[BEGIN]

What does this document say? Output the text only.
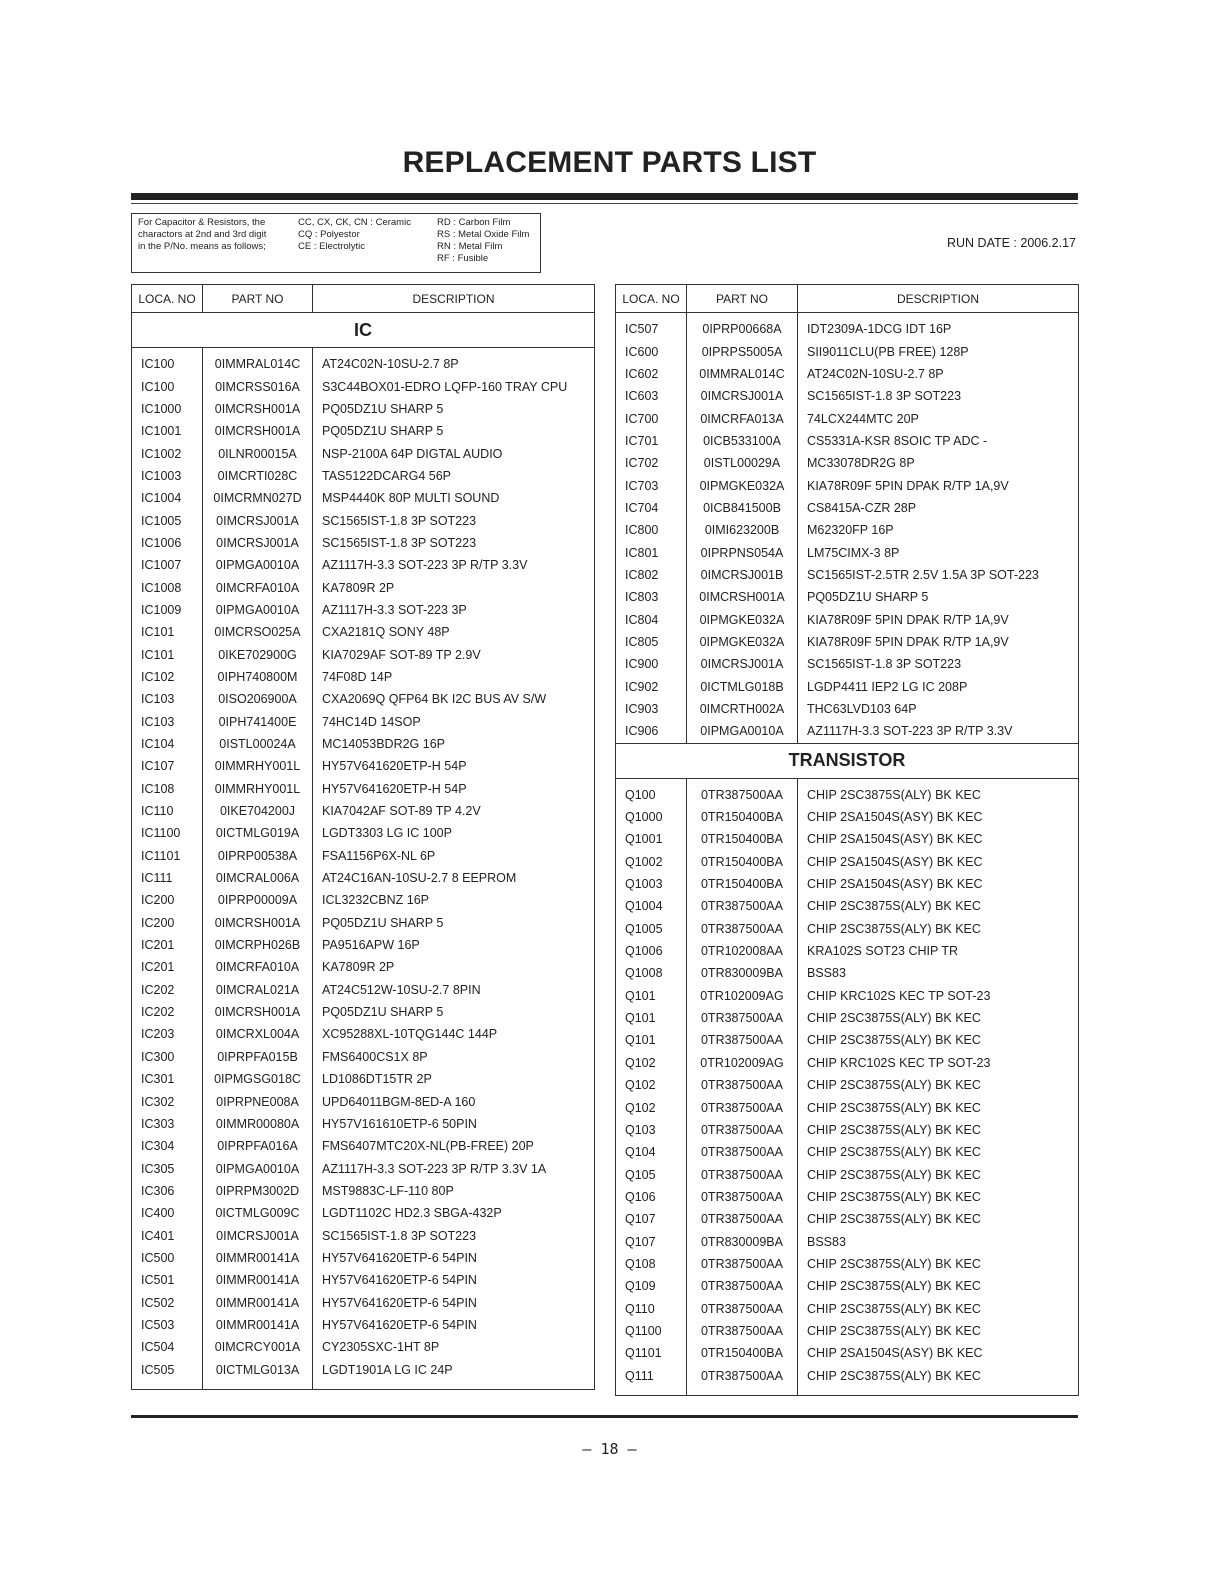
REPLACEMENT PARTS LIST
For Capacitor & Resistors, the
charactors at 2nd and 3rd digit
in the P/No. means as follows;
CC, CX, CK, CN : Ceramic
CQ : Polyestor
CE : Electrolytic
RD : Carbon Film
RS : Metal Oxide Film
RN : Metal Film
RF : Fusible
RUN DATE : 2006.2.17
LOCA. NO	PART NO	DESCRIPTION
IC		

IC100	0IMMRAL014C	AT24C02N-10SU-2.7 8P
IC100	0IMCRSS016A	S3C44BOX01-EDRO LQFP-160 TRAY CPU
IC1000	0IMCRSH001A	PQ05DZ1U SHARP 5
IC1001	0IMCRSH001A	PQ05DZ1U SHARP 5
IC1002	0ILNR00015A	NSP-2100A 64P DIGTAL AUDIO
IC1003	0IMCRTI028C	TAS5122DCARG4 56P
IC1004	0IMCRMN027D	MSP4440K 80P MULTI SOUND
IC1005	0IMCRSJ001A	SC1565IST-1.8 3P SOT223
IC1006	0IMCRSJ001A	SC1565IST-1.8 3P SOT223
IC1007	0IPMGA0010A	AZ1117H-3.3 SOT-223 3P R/TP 3.3V
IC1008	0IMCRFA010A	KA7809R 2P
IC1009	0IPMGA0010A	AZ1117H-3.3 SOT-223 3P
IC101	0IMCRSO025A	CXA2181Q SONY 48P
IC101	0IKE702900G	KIA7029AF SOT-89 TP 2.9V
IC102	0IPH740800M	74F08D 14P
IC103	0ISO206900A	CXA2069Q QFP64 BK I2C BUS AV S/W
IC103	0IPH741400E	74HC14D 14SOP
IC104	0ISTL00024A	MC14053BDR2G 16P
IC107	0IMMRHY001L	HY57V641620ETP-H 54P
IC108	0IMMRHY001L	HY57V641620ETP-H 54P
IC110	0IKE704200J	KIA7042AF SOT-89 TP 4.2V
IC1100	0ICTMLG019A	LGDT3303 LG IC 100P
IC1101	0IPRP00538A	FSA1156P6X-NL 6P
IC111	0IMCRAL006A	AT24C16AN-10SU-2.7 8 EEPROM
IC200	0IPRP00009A	ICL3232CBNZ 16P
IC200	0IMCRSH001A	PQ05DZ1U SHARP 5
IC201	0IMCRPH026B	PA9516APW 16P
IC201	0IMCRFA010A	KA7809R 2P
IC202	0IMCRAL021A	AT24C512W-10SU-2.7 8PIN
IC202	0IMCRSH001A	PQ05DZ1U SHARP 5
IC203	0IMCRXL004A	XC95288XL-10TQG144C 144P
IC300	0IPRPFA015B	FMS6400CS1X 8P
IC301	0IPMGSG018C	LD1086DT15TR 2P
IC302	0IPRPNE008A	UPD64011BGM-8ED-A 160
IC303	0IMMR00080A	HY57V161610ETP-6 50PIN
IC304	0IPRPFA016A	FMS6407MTC20X-NL(PB-FREE) 20P
IC305	0IPMGA0010A	AZ1117H-3.3 SOT-223 3P R/TP 3.3V 1A
IC306	0IPRPM3002D	MST9883C-LF-110 80P
IC400	0ICTMLG009C	LGDT1102C HD2.3 SBGA-432P
IC401	0IMCRSJ001A	SC1565IST-1.8 3P SOT223
IC500	0IMMR00141A	HY57V641620ETP-6 54PIN
IC501	0IMMR00141A	HY57V641620ETP-6 54PIN
IC502	0IMMR00141A	HY57V641620ETP-6 54PIN
IC503	0IMMR00141A	HY57V641620ETP-6 54PIN
IC504	0IMCRCY001A	CY2305SXC-1HT 8P
IC505	0ICTMLG013A	LGDT1901A LG IC 24P

LOCA. NO	PART NO	DESCRIPTION

IC507	0IPRP00668A	IDT2309A-1DCG IDT 16P
IC600	0IPRPS5005A	SII9011CLU(PB FREE) 128P
IC602	0IMMRAL014C	AT24C02N-10SU-2.7 8P
IC603	0IMCRSJ001A	SC1565IST-1.8 3P SOT223
IC700	0IMCRFA013A	74LCX244MTC 20P
IC701	0ICB533100A	CS5331A-KSR 8SOIC TP ADC -
IC702	0ISTL00029A	MC33078DR2G 8P
IC703	0IPMGKE032A	KIA78R09F 5PIN DPAK R/TP 1A,9V
IC704	0ICB841500B	CS8415A-CZR 28P
IC800	0IMI623200B	M62320FP 16P
IC801	0IPRPNS054A	LM75CIMX-3 8P
IC802	0IMCRSJ001B	SC1565IST-2.5TR 2.5V 1.5A 3P SOT-223
IC803	0IMCRSH001A	PQ05DZ1U SHARP 5
IC804	0IPMGKE032A	KIA78R09F 5PIN DPAK R/TP 1A,9V
IC805	0IPMGKE032A	KIA78R09F 5PIN DPAK R/TP 1A,9V
IC900	0IMCRSJ001A	SC1565IST-1.8 3P SOT223
IC902	0ICTMLG018B	LGDP4411 IEP2 LG IC 208P
IC903	0IMCRTH002A	THC63LVD103 64P
IC906	0IPMGA0010A	AZ1117H-3.3 SOT-223 3P R/TP 3.3V
TRANSISTOR		

Q100	0TR387500AA	CHIP 2SC3875S(ALY) BK KEC
Q1000	0TR150400BA	CHIP 2SA1504S(ASY) BK KEC
Q1001	0TR150400BA	CHIP 2SA1504S(ASY) BK KEC
Q1002	0TR150400BA	CHIP 2SA1504S(ASY) BK KEC
Q1003	0TR150400BA	CHIP 2SA1504S(ASY) BK KEC
Q1004	0TR387500AA	CHIP 2SC3875S(ALY) BK KEC
Q1005	0TR387500AA	CHIP 2SC3875S(ALY) BK KEC
Q1006	0TR102008AA	KRA102S SOT23 CHIP TR
Q1008	0TR830009BA	BSS83
Q101	0TR102009AG	CHIP KRC102S KEC TP SOT-23
Q101	0TR387500AA	CHIP 2SC3875S(ALY) BK KEC
Q101	0TR387500AA	CHIP 2SC3875S(ALY) BK KEC
Q102	0TR102009AG	CHIP KRC102S KEC TP SOT-23
Q102	0TR387500AA	CHIP 2SC3875S(ALY) BK KEC
Q102	0TR387500AA	CHIP 2SC3875S(ALY) BK KEC
Q103	0TR387500AA	CHIP 2SC3875S(ALY) BK KEC
Q104	0TR387500AA	CHIP 2SC3875S(ALY) BK KEC
Q105	0TR387500AA	CHIP 2SC3875S(ALY) BK KEC
Q106	0TR387500AA	CHIP 2SC3875S(ALY) BK KEC
Q107	0TR387500AA	CHIP 2SC3875S(ALY) BK KEC
Q107	0TR830009BA	BSS83
Q108	0TR387500AA	CHIP 2SC3875S(ALY) BK KEC
Q109	0TR387500AA	CHIP 2SC3875S(ALY) BK KEC
Q110	0TR387500AA	CHIP 2SC3875S(ALY) BK KEC
Q1100	0TR387500AA	CHIP 2SC3875S(ALY) BK KEC
Q1101	0TR150400BA	CHIP 2SA1504S(ASY) BK KEC
Q111	0TR387500AA	CHIP 2SC3875S(ALY) BK KEC

– 18 –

[END]

Display every line of the listing that contains the string "DPAK".

Answer to this exercise =>
IC703	0IPMGKE032A	KIA78R09F 5PIN DPAK R/TP 1A,9V
IC804	0IPMGKE032A	KIA78R09F 5PIN DPAK R/TP 1A,9V
IC805	0IPMGKE032A	KIA78R09F 5PIN DPAK R/TP 1A,9V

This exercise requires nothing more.